Task prompt
All the data should be repeated exactly. Any image in it is left out.

Figure data in JSON
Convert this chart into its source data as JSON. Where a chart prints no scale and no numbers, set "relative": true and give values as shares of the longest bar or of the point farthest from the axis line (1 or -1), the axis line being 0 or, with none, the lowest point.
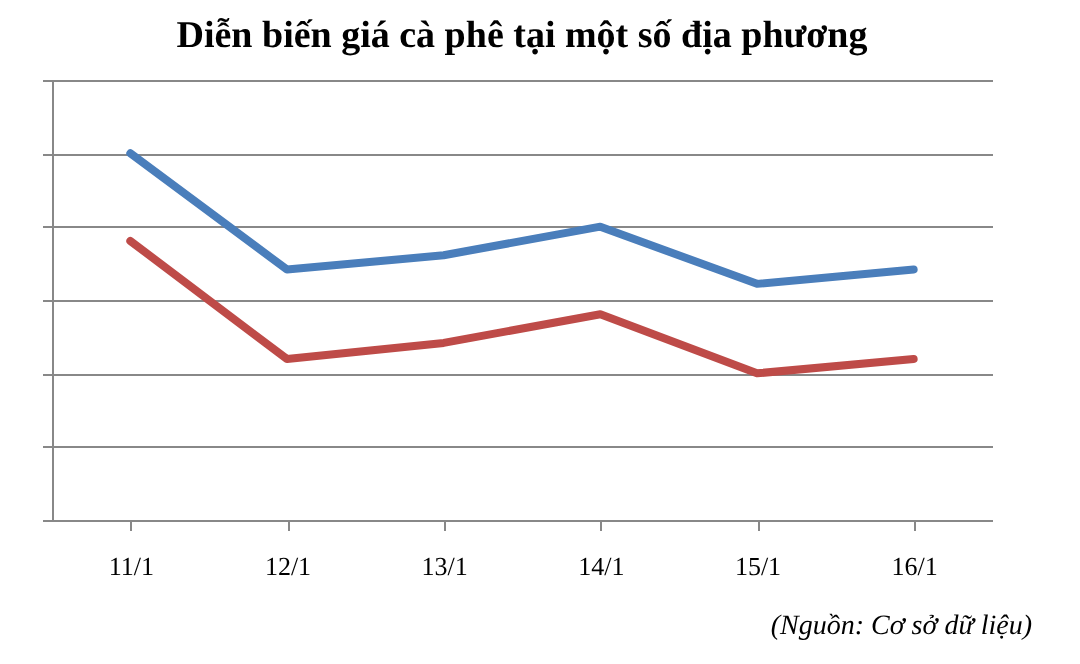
{
  "chart_data": {
    "type": "line",
    "title": "Diễn biến giá cà phê tại một số địa phương",
    "categories": [
      "11/1",
      "12/1",
      "13/1",
      "14/1",
      "15/1",
      "16/1"
    ],
    "relative": true,
    "grid": "y",
    "marker": "none",
    "line_style": "solid",
    "series": [
      {
        "color": "#4a7ebb",
        "values": [
          1,
          0.683,
          0.722,
          0.8,
          0.644,
          0.683
        ]
      },
      {
        "color": "#be4b48",
        "values": [
          0.761,
          0.439,
          0.483,
          0.561,
          0.4,
          0.439
        ]
      }
    ],
    "annotations": [
      "(Nguồn: Cơ sở dữ liệu)"
    ]
  }
}
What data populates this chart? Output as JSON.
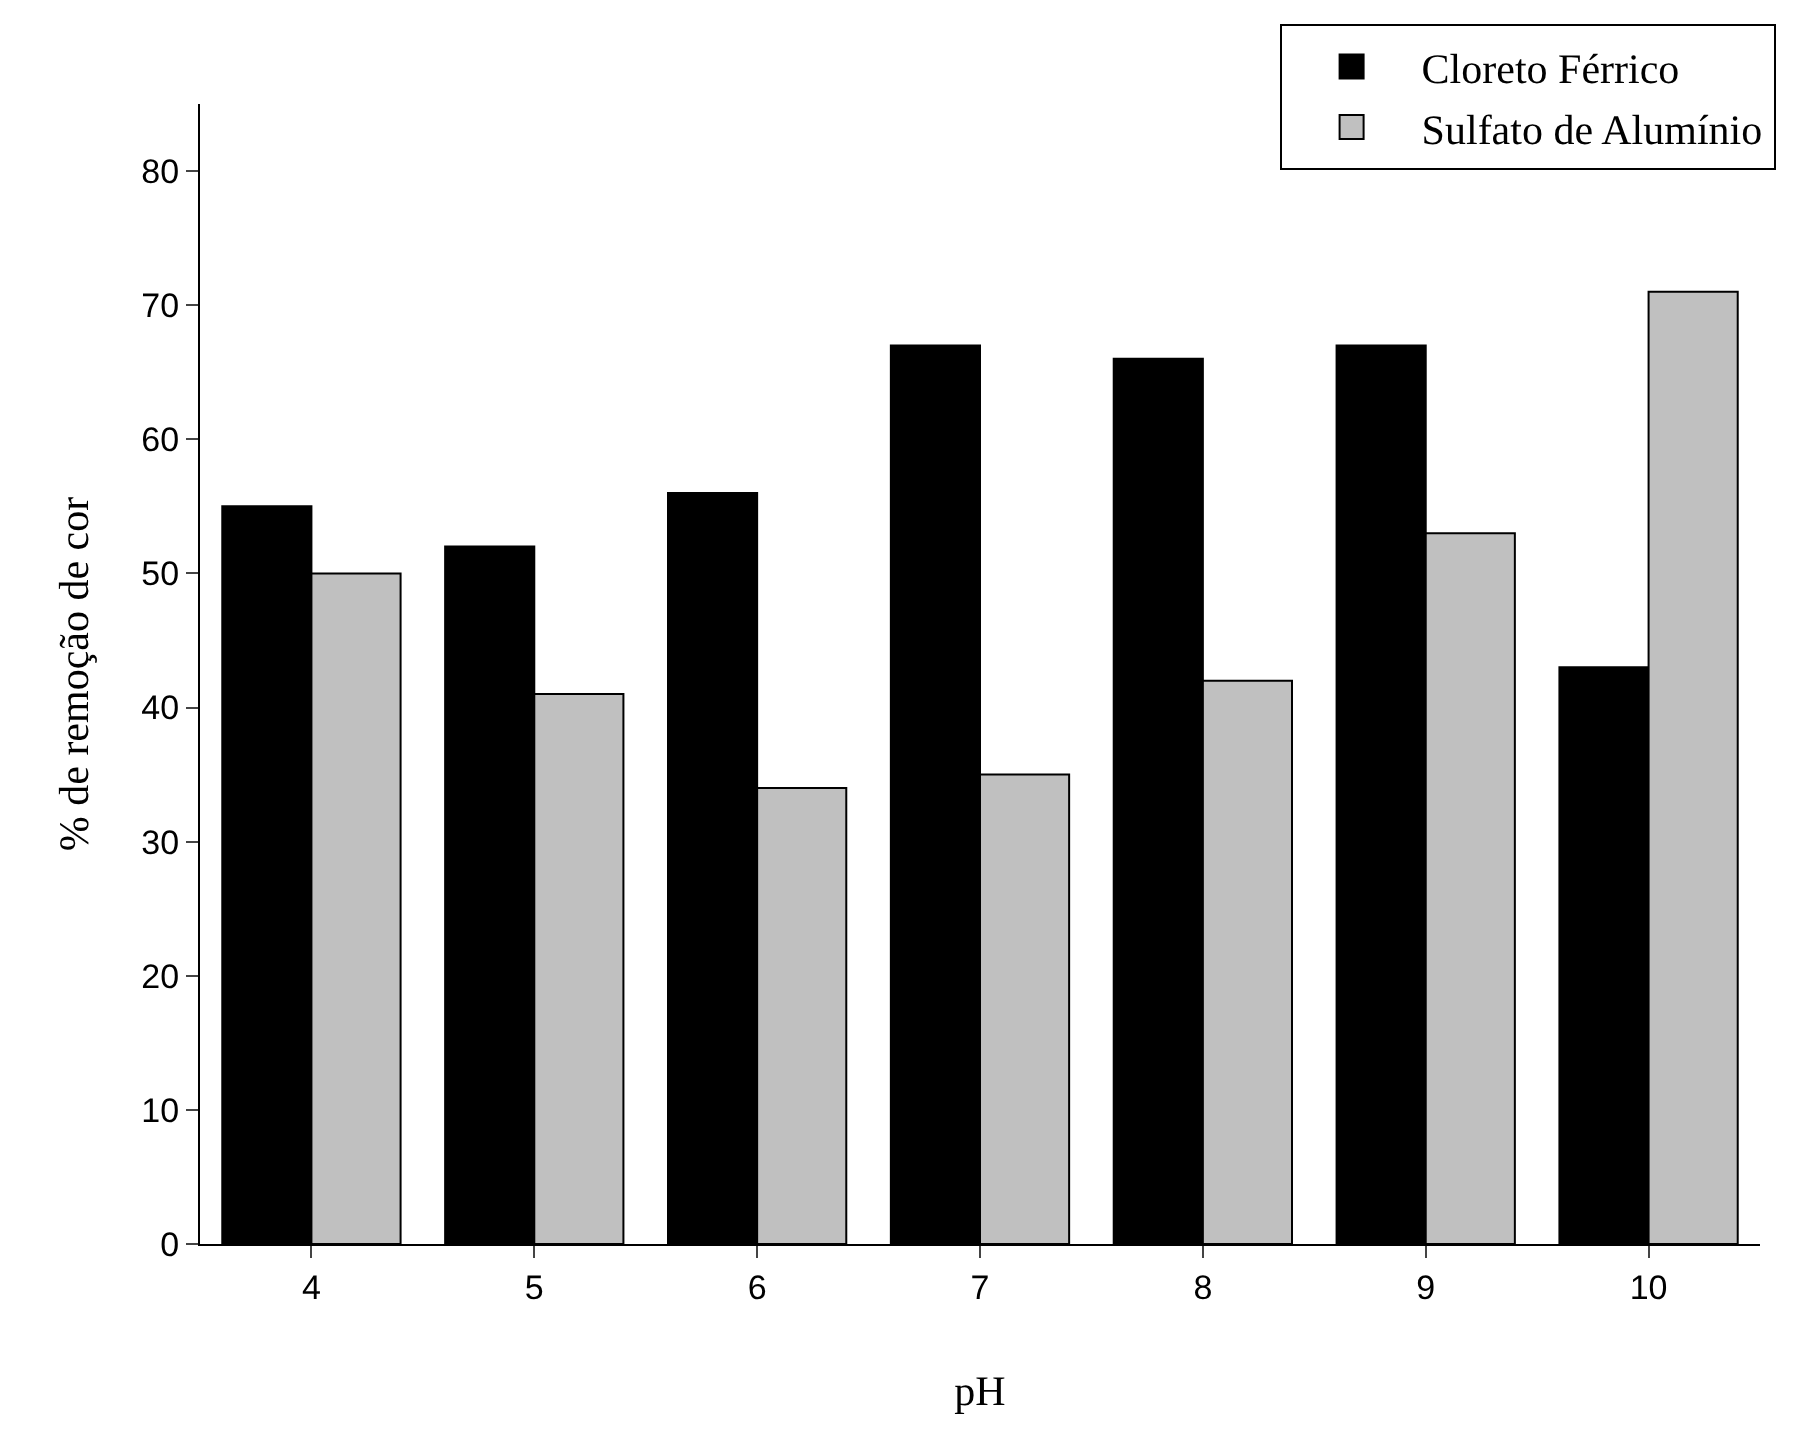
{
  "chart_data": {
    "type": "bar",
    "xlabel": "pH",
    "ylabel": "% de remoção de cor",
    "categories": [
      "4",
      "5",
      "6",
      "7",
      "8",
      "9",
      "10"
    ],
    "series": [
      {
        "name": "Cloreto Férrico",
        "color": "#000000",
        "values": [
          55,
          52,
          56,
          67,
          66,
          67,
          43
        ]
      },
      {
        "name": "Sulfato de Alumínio",
        "color": "#c0c0c0",
        "values": [
          50,
          41,
          34,
          35,
          42,
          53,
          71
        ]
      }
    ],
    "ylim": [
      0,
      85
    ],
    "yticks": [
      0,
      10,
      20,
      30,
      40,
      50,
      60,
      70,
      80
    ],
    "legend": "top right"
  }
}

Reply
Convert this chart into its source data as JSON. Where a chart prints no scale and no numbers, set "relative": true and give values as shares of the longest bar or of the point farthest from the axis line (1 or -1), the axis line being 0 or, with none, the lowest point.
{
  "chart_data": {
    "type": "line",
    "title": "Diễn biến giá cà phê tại một số địa phương",
    "categories": [
      "11/1",
      "12/1",
      "13/1",
      "14/1",
      "15/1",
      "16/1"
    ],
    "relative": true,
    "grid": "y",
    "marker": "none",
    "line_style": "solid",
    "series": [
      {
        "color": "#4a7ebb",
        "values": [
          1,
          0.683,
          0.722,
          0.8,
          0.644,
          0.683
        ]
      },
      {
        "color": "#be4b48",
        "values": [
          0.761,
          0.439,
          0.483,
          0.561,
          0.4,
          0.439
        ]
      }
    ],
    "annotations": [
      "(Nguồn: Cơ sở dữ liệu)"
    ]
  }
}
What data populates this chart? Output as JSON.
{
  "chart_data": {
    "type": "bar",
    "xlabel": "pH",
    "ylabel": "% de remoção de cor",
    "categories": [
      "4",
      "5",
      "6",
      "7",
      "8",
      "9",
      "10"
    ],
    "series": [
      {
        "name": "Cloreto Férrico",
        "color": "#000000",
        "values": [
          55,
          52,
          56,
          67,
          66,
          67,
          43
        ]
      },
      {
        "name": "Sulfato de Alumínio",
        "color": "#c0c0c0",
        "values": [
          50,
          41,
          34,
          35,
          42,
          53,
          71
        ]
      }
    ],
    "ylim": [
      0,
      85
    ],
    "yticks": [
      0,
      10,
      20,
      30,
      40,
      50,
      60,
      70,
      80
    ],
    "legend": "top right"
  }
}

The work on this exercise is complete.